%%

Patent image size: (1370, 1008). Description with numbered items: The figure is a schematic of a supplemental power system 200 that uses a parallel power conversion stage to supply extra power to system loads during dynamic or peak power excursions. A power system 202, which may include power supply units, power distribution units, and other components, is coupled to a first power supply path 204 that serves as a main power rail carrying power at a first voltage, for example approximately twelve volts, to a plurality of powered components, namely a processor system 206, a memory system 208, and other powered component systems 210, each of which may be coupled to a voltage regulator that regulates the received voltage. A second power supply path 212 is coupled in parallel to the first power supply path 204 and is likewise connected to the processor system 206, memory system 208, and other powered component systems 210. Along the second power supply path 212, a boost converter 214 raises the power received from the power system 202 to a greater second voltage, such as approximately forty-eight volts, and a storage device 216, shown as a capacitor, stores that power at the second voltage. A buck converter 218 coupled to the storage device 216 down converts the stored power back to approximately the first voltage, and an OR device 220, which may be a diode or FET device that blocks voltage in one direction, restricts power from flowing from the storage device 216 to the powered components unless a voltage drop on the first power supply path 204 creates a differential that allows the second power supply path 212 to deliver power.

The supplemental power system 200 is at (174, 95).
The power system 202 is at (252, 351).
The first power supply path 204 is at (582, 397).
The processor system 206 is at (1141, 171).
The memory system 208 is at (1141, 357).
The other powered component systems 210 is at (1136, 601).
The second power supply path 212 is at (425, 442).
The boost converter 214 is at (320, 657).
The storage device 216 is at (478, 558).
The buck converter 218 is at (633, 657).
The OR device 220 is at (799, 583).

%%

# [AIM]
Reproduce all of the entries above, substituting "diagram" for "schematic" and leaving everything else unchanged.

# [SOLUTION TO THIS TASK]
Patent image size: (1370, 1008). Description with numbered items: The figure is a diagram of a supplemental power system 200 that uses a parallel power conversion stage to supply extra power to system loads during dynamic or peak power excursions. A power system 202, which may include power supply units, power distribution units, and other components, is coupled to a first power supply path 204 that serves as a main power rail carrying power at a first voltage, for example approximately twelve volts, to a plurality of powered components, namely a processor system 206, a memory system 208, and other powered component systems 210, each of which may be coupled to a voltage regulator that regulates the received voltage. A second power supply path 212 is coupled in parallel to the first power supply path 204 and is likewise connected to the processor system 206, memory system 208, and other powered component systems 210. Along the second power supply path 212, a boost converter 214 raises the power received from the power system 202 to a greater second voltage, such as approximately forty-eight volts, and a storage device 216, shown as a capacitor, stores that power at the second voltage. A buck converter 218 coupled to the storage device 216 down converts the stored power back to approximately the first voltage, and an OR device 220, which may be a diode or FET device that blocks voltage in one direction, restricts power from flowing from the storage device 216 to the powered components unless a voltage drop on the first power supply path 204 creates a differential that allows the second power supply path 212 to deliver power.

The supplemental power system 200 is at (174, 95).
The power system 202 is at (252, 351).
The first power supply path 204 is at (582, 397).
The processor system 206 is at (1141, 171).
The memory system 208 is at (1141, 357).
The other powered component systems 210 is at (1136, 601).
The second power supply path 212 is at (425, 442).
The boost converter 214 is at (320, 657).
The storage device 216 is at (478, 558).
The buck converter 218 is at (633, 657).
The OR device 220 is at (799, 583).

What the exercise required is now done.